Task requirements
Quote each record exactly, please, leaving none out.

[Start Material supplied]

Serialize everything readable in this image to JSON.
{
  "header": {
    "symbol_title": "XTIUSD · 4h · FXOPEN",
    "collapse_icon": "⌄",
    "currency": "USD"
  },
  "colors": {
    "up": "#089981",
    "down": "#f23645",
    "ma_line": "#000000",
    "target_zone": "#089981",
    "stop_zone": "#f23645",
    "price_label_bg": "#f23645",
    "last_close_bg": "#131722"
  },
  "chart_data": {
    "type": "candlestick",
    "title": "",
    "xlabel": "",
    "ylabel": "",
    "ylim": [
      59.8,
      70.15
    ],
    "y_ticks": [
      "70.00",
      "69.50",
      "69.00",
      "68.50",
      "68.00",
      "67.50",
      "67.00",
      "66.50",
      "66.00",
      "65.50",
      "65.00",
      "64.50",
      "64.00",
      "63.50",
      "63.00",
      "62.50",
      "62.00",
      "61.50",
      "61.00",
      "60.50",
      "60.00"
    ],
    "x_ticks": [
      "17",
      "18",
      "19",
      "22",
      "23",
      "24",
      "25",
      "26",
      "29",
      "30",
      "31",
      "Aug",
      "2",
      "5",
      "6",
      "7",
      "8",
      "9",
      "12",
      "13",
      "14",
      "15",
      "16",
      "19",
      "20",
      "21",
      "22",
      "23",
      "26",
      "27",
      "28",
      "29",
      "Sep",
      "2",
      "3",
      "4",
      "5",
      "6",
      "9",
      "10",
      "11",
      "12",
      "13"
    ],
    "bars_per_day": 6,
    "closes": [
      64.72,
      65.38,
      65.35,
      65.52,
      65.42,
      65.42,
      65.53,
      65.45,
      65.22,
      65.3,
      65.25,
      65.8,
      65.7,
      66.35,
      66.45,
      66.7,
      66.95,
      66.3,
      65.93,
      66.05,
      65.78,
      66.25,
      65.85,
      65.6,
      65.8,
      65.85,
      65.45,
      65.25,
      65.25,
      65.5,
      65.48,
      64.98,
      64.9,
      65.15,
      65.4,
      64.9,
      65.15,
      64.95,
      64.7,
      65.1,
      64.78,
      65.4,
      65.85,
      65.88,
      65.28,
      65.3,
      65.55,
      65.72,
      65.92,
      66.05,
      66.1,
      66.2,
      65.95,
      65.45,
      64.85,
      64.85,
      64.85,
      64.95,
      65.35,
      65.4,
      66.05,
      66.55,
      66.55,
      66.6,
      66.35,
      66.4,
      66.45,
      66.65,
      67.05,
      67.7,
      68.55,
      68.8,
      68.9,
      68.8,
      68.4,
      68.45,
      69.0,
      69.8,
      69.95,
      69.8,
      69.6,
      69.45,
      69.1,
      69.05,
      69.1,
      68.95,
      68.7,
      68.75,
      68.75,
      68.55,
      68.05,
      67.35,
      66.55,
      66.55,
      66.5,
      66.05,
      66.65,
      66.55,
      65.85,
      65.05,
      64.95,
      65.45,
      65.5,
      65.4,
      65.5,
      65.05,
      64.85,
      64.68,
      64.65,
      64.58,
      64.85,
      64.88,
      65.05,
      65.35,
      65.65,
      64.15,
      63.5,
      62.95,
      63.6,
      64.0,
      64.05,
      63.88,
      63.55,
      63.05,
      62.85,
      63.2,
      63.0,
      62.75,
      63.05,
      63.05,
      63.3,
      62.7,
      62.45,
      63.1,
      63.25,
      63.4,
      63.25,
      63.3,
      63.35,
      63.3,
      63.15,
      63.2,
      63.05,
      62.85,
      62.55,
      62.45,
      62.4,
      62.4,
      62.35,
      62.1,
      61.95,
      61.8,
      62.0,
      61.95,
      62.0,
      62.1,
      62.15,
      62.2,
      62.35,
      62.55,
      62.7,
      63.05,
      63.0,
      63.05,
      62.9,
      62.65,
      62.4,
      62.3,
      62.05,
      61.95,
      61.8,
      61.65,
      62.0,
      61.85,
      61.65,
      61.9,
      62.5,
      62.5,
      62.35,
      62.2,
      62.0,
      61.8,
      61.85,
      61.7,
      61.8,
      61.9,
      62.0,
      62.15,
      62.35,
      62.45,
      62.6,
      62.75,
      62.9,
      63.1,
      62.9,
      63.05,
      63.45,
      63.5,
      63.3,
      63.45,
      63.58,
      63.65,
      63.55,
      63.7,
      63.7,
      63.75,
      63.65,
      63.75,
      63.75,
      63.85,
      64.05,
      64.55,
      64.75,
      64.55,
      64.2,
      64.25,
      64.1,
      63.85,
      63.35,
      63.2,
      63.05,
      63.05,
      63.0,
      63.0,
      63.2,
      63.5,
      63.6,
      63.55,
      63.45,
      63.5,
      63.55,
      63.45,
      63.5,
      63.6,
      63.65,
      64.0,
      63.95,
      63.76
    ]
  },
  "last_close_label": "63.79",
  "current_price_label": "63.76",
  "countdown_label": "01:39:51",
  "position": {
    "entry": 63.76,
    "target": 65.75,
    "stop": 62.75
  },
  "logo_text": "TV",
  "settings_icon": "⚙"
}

[End Material supplied]

Result
Serialize everything readable in this image to JSON.
{
  "header": {
    "symbol_title": "XTIUSD · 4h · FXOPEN",
    "collapse_icon": "⌄",
    "currency": "USD"
  },
  "colors": {
    "up": "#089981",
    "down": "#f23645",
    "ma_line": "#000000",
    "target_zone": "#089981",
    "stop_zone": "#f23645",
    "price_label_bg": "#f23645",
    "last_close_bg": "#131722"
  },
  "chart_data": {
    "type": "candlestick",
    "title": "",
    "xlabel": "",
    "ylabel": "",
    "ylim": [
      59.8,
      70.15
    ],
    "y_ticks": [
      "70.00",
      "69.50",
      "69.00",
      "68.50",
      "68.00",
      "67.50",
      "67.00",
      "66.50",
      "66.00",
      "65.50",
      "65.00",
      "64.50",
      "64.00",
      "63.50",
      "63.00",
      "62.50",
      "62.00",
      "61.50",
      "61.00",
      "60.50",
      "60.00"
    ],
    "x_ticks": [
      "17",
      "18",
      "19",
      "22",
      "23",
      "24",
      "25",
      "26",
      "29",
      "30",
      "31",
      "Aug",
      "2",
      "5",
      "6",
      "7",
      "8",
      "9",
      "12",
      "13",
      "14",
      "15",
      "16",
      "19",
      "20",
      "21",
      "22",
      "23",
      "26",
      "27",
      "28",
      "29",
      "Sep",
      "2",
      "3",
      "4",
      "5",
      "6",
      "9",
      "10",
      "11",
      "12",
      "13"
    ],
    "bars_per_day": 6,
    "closes": [
      64.72,
      65.38,
      65.35,
      65.52,
      65.42,
      65.42,
      65.53,
      65.45,
      65.22,
      65.3,
      65.25,
      65.8,
      65.7,
      66.35,
      66.45,
      66.7,
      66.95,
      66.3,
      65.93,
      66.05,
      65.78,
      66.25,
      65.85,
      65.6,
      65.8,
      65.85,
      65.45,
      65.25,
      65.25,
      65.5,
      65.48,
      64.98,
      64.9,
      65.15,
      65.4,
      64.9,
      65.15,
      64.95,
      64.7,
      65.1,
      64.78,
      65.4,
      65.85,
      65.88,
      65.28,
      65.3,
      65.55,
      65.72,
      65.92,
      66.05,
      66.1,
      66.2,
      65.95,
      65.45,
      64.85,
      64.85,
      64.85,
      64.95,
      65.35,
      65.4,
      66.05,
      66.55,
      66.55,
      66.6,
      66.35,
      66.4,
      66.45,
      66.65,
      67.05,
      67.7,
      68.55,
      68.8,
      68.9,
      68.8,
      68.4,
      68.45,
      69.0,
      69.8,
      69.95,
      69.8,
      69.6,
      69.45,
      69.1,
      69.05,
      69.1,
      68.95,
      68.7,
      68.75,
      68.75,
      68.55,
      68.05,
      67.35,
      66.55,
      66.55,
      66.5,
      66.05,
      66.65,
      66.55,
      65.85,
      65.05,
      64.95,
      65.45,
      65.5,
      65.4,
      65.5,
      65.05,
      64.85,
      64.68,
      64.65,
      64.58,
      64.85,
      64.88,
      65.05,
      65.35,
      65.65,
      64.15,
      63.5,
      62.95,
      63.6,
      64.0,
      64.05,
      63.88,
      63.55,
      63.05,
      62.85,
      63.2,
      63.0,
      62.75,
      63.05,
      63.05,
      63.3,
      62.7,
      62.45,
      63.1,
      63.25,
      63.4,
      63.25,
      63.3,
      63.35,
      63.3,
      63.15,
      63.2,
      63.05,
      62.85,
      62.55,
      62.45,
      62.4,
      62.4,
      62.35,
      62.1,
      61.95,
      61.8,
      62.0,
      61.95,
      62.0,
      62.1,
      62.15,
      62.2,
      62.35,
      62.55,
      62.7,
      63.05,
      63.0,
      63.05,
      62.9,
      62.65,
      62.4,
      62.3,
      62.05,
      61.95,
      61.8,
      61.65,
      62.0,
      61.85,
      61.65,
      61.9,
      62.5,
      62.5,
      62.35,
      62.2,
      62.0,
      61.8,
      61.85,
      61.7,
      61.8,
      61.9,
      62.0,
      62.15,
      62.35,
      62.45,
      62.6,
      62.75,
      62.9,
      63.1,
      62.9,
      63.05,
      63.45,
      63.5,
      63.3,
      63.45,
      63.58,
      63.65,
      63.55,
      63.7,
      63.7,
      63.75,
      63.65,
      63.75,
      63.75,
      63.85,
      64.05,
      64.55,
      64.75,
      64.55,
      64.2,
      64.25,
      64.1,
      63.85,
      63.35,
      63.2,
      63.05,
      63.05,
      63.0,
      63.0,
      63.2,
      63.5,
      63.6,
      63.55,
      63.45,
      63.5,
      63.55,
      63.45,
      63.5,
      63.6,
      63.65,
      64.0,
      63.95,
      63.76
    ]
  },
  "last_close_label": "63.79",
  "current_price_label": "63.76",
  "countdown_label": "01:39:51",
  "position": {
    "entry": 63.76,
    "target": 65.75,
    "stop": 62.75
  },
  "logo_text": "TV",
  "settings_icon": "⚙"
}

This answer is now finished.